Stored entries:
-- Start --

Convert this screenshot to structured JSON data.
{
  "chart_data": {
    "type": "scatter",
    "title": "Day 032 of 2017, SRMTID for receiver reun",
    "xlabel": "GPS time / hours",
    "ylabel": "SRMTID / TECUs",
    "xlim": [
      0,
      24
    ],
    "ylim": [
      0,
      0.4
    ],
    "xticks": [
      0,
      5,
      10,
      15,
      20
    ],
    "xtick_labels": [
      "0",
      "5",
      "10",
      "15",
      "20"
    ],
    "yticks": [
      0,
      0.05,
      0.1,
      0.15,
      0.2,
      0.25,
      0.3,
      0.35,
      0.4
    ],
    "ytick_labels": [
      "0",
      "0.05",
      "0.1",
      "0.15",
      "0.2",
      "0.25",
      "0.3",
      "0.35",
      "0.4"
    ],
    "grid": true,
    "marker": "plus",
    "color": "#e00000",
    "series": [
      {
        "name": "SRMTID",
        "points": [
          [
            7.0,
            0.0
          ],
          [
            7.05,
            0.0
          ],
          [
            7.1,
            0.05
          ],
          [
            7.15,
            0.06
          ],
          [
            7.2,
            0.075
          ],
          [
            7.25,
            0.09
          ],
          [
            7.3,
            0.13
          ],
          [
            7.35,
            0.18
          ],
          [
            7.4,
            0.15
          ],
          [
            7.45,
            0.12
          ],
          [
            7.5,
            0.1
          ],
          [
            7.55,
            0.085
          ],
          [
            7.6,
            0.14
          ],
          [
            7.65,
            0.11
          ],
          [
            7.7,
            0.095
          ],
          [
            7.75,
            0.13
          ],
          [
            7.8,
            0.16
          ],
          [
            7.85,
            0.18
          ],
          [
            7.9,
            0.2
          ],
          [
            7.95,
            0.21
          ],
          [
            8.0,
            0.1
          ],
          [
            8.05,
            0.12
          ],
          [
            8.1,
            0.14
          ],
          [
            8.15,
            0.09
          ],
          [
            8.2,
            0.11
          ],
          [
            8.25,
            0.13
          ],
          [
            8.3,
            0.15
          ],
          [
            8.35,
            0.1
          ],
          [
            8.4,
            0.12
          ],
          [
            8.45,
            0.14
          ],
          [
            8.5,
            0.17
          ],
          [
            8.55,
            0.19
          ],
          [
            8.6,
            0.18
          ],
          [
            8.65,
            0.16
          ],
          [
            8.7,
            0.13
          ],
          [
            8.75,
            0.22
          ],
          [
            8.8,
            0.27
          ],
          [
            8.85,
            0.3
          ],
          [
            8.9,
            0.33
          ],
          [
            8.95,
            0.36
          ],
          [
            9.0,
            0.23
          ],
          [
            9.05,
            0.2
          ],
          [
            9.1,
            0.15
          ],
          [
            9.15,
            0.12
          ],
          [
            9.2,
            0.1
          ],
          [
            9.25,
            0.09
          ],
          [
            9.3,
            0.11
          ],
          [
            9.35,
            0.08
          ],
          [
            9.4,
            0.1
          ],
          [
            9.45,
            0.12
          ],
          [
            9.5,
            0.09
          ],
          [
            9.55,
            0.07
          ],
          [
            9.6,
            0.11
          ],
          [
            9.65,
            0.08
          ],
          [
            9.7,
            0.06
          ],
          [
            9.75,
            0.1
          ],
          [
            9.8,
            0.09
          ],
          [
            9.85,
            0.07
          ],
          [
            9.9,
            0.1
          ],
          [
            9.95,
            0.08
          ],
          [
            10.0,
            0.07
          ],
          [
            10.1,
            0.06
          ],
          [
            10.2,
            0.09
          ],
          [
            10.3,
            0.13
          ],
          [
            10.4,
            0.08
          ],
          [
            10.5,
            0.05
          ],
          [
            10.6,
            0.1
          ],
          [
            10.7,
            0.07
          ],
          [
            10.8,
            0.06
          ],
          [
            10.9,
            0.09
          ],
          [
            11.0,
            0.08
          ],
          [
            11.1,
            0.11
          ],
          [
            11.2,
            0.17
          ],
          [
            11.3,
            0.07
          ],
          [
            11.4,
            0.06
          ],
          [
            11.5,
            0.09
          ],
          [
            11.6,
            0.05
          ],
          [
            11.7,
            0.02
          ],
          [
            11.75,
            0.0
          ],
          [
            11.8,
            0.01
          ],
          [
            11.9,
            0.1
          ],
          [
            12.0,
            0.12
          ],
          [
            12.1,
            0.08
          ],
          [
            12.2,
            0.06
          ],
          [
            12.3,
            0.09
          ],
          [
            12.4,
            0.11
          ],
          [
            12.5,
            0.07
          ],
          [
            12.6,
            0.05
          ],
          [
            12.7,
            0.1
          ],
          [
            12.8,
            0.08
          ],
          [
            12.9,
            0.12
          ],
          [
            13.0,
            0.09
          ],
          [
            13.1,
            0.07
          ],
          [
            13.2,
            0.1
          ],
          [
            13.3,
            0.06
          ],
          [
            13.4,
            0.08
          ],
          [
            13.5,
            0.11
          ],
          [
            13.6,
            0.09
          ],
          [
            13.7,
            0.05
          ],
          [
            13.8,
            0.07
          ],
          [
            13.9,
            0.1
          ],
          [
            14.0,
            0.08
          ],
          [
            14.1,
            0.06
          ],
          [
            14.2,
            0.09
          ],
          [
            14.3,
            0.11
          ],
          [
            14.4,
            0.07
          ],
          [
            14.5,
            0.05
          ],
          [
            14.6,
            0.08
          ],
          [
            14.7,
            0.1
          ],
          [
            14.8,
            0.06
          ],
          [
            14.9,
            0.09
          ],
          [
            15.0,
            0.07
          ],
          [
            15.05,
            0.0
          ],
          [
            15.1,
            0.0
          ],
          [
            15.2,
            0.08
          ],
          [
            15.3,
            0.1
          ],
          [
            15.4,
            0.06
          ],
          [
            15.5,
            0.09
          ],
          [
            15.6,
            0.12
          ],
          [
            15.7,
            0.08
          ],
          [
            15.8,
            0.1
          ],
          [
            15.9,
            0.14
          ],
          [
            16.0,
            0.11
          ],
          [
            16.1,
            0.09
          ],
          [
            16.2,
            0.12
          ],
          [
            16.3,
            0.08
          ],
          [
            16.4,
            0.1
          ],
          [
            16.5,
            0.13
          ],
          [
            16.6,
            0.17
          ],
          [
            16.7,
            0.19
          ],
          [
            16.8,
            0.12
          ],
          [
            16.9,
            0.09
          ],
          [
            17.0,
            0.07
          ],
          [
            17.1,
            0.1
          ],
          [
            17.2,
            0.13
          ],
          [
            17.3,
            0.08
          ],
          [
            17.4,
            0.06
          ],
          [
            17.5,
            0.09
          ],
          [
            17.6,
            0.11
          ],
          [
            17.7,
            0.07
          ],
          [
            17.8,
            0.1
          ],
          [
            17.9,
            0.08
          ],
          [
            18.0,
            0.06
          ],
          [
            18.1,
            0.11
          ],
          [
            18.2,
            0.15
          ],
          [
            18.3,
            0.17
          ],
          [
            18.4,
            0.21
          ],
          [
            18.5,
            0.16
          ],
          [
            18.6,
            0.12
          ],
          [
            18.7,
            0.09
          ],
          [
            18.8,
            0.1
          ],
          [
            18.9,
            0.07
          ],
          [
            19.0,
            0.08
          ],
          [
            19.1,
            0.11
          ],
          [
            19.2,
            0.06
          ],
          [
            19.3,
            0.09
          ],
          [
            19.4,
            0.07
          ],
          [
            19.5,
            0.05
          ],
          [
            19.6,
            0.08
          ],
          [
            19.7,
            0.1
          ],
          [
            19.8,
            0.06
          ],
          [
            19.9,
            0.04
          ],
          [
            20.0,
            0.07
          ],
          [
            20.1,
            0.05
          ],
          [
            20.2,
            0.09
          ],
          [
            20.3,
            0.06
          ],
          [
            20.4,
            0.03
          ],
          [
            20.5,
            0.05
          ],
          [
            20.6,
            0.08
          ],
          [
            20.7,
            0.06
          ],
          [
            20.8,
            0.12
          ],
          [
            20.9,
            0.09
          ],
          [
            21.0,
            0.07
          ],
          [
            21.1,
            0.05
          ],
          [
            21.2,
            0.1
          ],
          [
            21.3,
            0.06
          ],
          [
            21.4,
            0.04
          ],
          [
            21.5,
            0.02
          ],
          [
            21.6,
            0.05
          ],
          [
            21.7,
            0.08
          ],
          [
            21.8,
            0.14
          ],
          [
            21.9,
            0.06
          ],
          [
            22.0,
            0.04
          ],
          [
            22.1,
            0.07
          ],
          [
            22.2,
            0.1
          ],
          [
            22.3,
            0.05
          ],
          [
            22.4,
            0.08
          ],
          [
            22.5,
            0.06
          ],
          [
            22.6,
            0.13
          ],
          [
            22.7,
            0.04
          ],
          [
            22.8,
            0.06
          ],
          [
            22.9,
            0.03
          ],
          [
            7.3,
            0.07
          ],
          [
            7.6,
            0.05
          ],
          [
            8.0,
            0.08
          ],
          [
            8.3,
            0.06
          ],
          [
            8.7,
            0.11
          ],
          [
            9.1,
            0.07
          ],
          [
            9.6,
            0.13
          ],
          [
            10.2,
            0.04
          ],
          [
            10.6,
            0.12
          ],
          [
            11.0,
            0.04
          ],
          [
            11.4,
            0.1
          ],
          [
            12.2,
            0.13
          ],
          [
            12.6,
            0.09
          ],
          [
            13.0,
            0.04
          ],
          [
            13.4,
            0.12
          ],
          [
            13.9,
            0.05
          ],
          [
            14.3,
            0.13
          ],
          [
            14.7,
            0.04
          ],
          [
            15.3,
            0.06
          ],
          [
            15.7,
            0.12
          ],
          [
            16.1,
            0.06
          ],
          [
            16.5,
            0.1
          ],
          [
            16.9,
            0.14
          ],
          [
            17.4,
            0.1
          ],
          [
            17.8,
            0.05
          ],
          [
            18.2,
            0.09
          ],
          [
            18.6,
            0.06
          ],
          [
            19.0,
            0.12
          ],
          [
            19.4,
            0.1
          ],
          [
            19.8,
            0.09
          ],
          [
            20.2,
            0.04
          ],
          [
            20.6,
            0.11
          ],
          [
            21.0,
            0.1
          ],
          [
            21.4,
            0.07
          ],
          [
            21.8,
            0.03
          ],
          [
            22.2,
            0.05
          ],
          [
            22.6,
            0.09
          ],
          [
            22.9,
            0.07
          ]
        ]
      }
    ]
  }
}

-- End --

### GIVEN INSTRUCTION
Pick out every line with the string "SRMTID" and copy it.

### SOLUTION
    "title": "Day 032 of 2017, SRMTID for receiver reun",
    "ylabel": "SRMTID / TECUs",
        "name": "SRMTID",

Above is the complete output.